Task prompt → Copy out the lines of the records verbatim, beginning with the line that contains "359, 428, 365]" and continuing through the line that contains "328, 108, 358]".

-- begin --

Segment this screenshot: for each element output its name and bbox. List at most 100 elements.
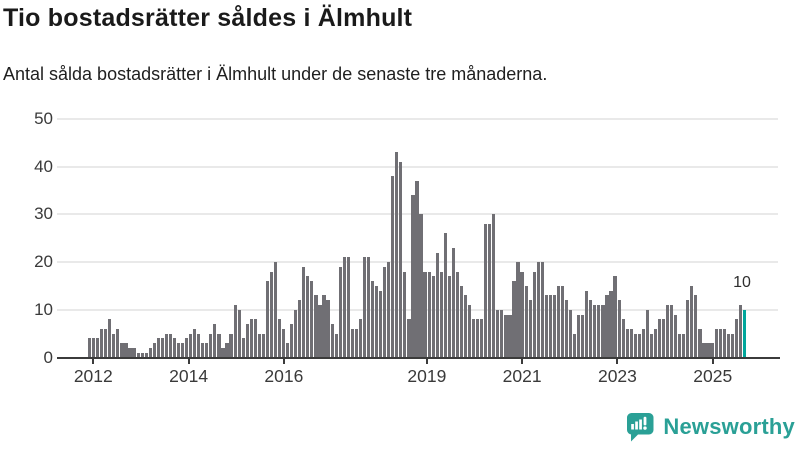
x-axis-tick	[425, 359, 428, 365]
x-axis-label: 2014	[169, 366, 209, 386]
x-axis-label: 2023	[597, 366, 637, 386]
chart-subtitle: Antal sålda bostadsrätter i Älmhult unde…	[3, 64, 548, 84]
bar	[439, 271, 443, 358]
bar	[617, 300, 621, 358]
bar	[269, 271, 274, 358]
x-axis-tick	[616, 359, 619, 365]
bar	[249, 319, 253, 358]
bar	[338, 266, 342, 358]
x-axis-label: 2019	[407, 366, 447, 386]
bar	[128, 347, 132, 358]
bar	[201, 343, 205, 358]
x-axis-tick	[711, 359, 714, 365]
bar	[686, 300, 690, 358]
bar	[581, 314, 585, 358]
bar	[370, 281, 375, 358]
bar	[160, 338, 164, 358]
bar	[427, 271, 431, 358]
bar	[306, 276, 310, 358]
bar	[597, 305, 601, 358]
bar	[629, 328, 633, 358]
bar	[290, 324, 294, 358]
bar	[265, 281, 270, 358]
bar	[459, 285, 464, 358]
bar	[148, 347, 152, 358]
bar	[104, 328, 108, 358]
bar	[488, 223, 492, 358]
newsworthy-icon	[627, 413, 654, 442]
chart-title: Tio bostadsrätter såldes i Älmhult	[3, 4, 413, 32]
bar	[593, 305, 597, 358]
bar	[657, 319, 662, 358]
bar	[403, 271, 407, 358]
bar	[411, 195, 415, 358]
bar	[726, 333, 730, 358]
bar	[383, 266, 387, 358]
bar	[609, 290, 613, 358]
bar	[666, 305, 670, 358]
bar	[379, 290, 383, 358]
bar	[577, 314, 581, 358]
bar	[492, 214, 496, 358]
bar	[176, 343, 181, 358]
newsworthy-wordmark: Newsworthy	[663, 414, 795, 439]
bar	[152, 343, 156, 358]
bar	[334, 333, 338, 358]
bar	[294, 309, 298, 358]
bar	[124, 343, 128, 358]
x-axis-line	[57, 356, 780, 360]
bar	[326, 300, 330, 358]
y-axis-label: 30	[34, 204, 53, 224]
bar	[718, 328, 722, 358]
bar	[209, 333, 213, 358]
bar	[261, 333, 265, 358]
bar	[229, 333, 233, 358]
bar	[435, 252, 439, 358]
bar	[621, 319, 625, 358]
bar	[197, 333, 201, 358]
bar	[661, 319, 666, 358]
bar	[298, 300, 302, 358]
bar	[710, 343, 714, 358]
bar	[233, 305, 237, 358]
bar	[342, 257, 346, 358]
bar	[132, 347, 136, 358]
bar	[213, 324, 217, 358]
bar	[273, 262, 278, 358]
bar	[463, 295, 468, 358]
newsworthy-logo[interactable]: Newsworthy	[625, 410, 795, 444]
bar	[649, 333, 654, 358]
bar	[674, 314, 678, 358]
bar	[164, 333, 168, 358]
bar	[415, 181, 419, 358]
bar	[548, 295, 552, 358]
bar	[399, 161, 403, 358]
bar	[136, 352, 140, 358]
last-value-annotation: 10	[733, 274, 751, 291]
bar	[217, 333, 221, 358]
bar	[257, 333, 261, 358]
bar	[302, 266, 306, 358]
bar	[653, 328, 658, 358]
bar	[447, 276, 451, 358]
bar	[722, 328, 726, 358]
bar	[694, 295, 698, 358]
bar	[605, 295, 609, 358]
bar	[564, 300, 569, 358]
bar	[366, 257, 371, 358]
bar	[508, 314, 512, 358]
bar	[189, 333, 193, 358]
bar	[431, 276, 435, 358]
bar	[314, 295, 318, 358]
bar	[282, 328, 286, 358]
x-axis-label: 2016	[264, 366, 304, 386]
bar	[641, 328, 645, 358]
x-axis-tick	[521, 359, 524, 365]
bar	[536, 262, 540, 358]
bar	[690, 285, 694, 358]
bar	[645, 309, 649, 358]
bar	[168, 333, 173, 358]
bar	[88, 338, 92, 358]
bar	[253, 319, 257, 358]
bar	[682, 333, 686, 358]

-- end --

Response to this task →
x-axis-tick	[425, 359, 428, 365]
x-axis-label: 2014	[169, 366, 209, 386]
x-axis-label: 2023	[597, 366, 637, 386]
chart-subtitle: Antal sålda bostadsrätter i Älmhult unde…	[3, 64, 548, 84]
bar	[439, 271, 443, 358]
bar	[617, 300, 621, 358]
bar	[269, 271, 274, 358]
x-axis-tick	[616, 359, 619, 365]
bar	[249, 319, 253, 358]
bar	[338, 266, 342, 358]
x-axis-label: 2019	[407, 366, 447, 386]
bar	[128, 347, 132, 358]
bar	[201, 343, 205, 358]
x-axis-tick	[711, 359, 714, 365]
bar	[686, 300, 690, 358]
bar	[581, 314, 585, 358]
bar	[370, 281, 375, 358]
bar	[160, 338, 164, 358]
bar	[427, 271, 431, 358]
bar	[306, 276, 310, 358]
bar	[597, 305, 601, 358]
bar	[629, 328, 633, 358]
bar	[290, 324, 294, 358]
bar	[265, 281, 270, 358]
bar	[459, 285, 464, 358]
bar	[148, 347, 152, 358]
bar	[104, 328, 108, 358]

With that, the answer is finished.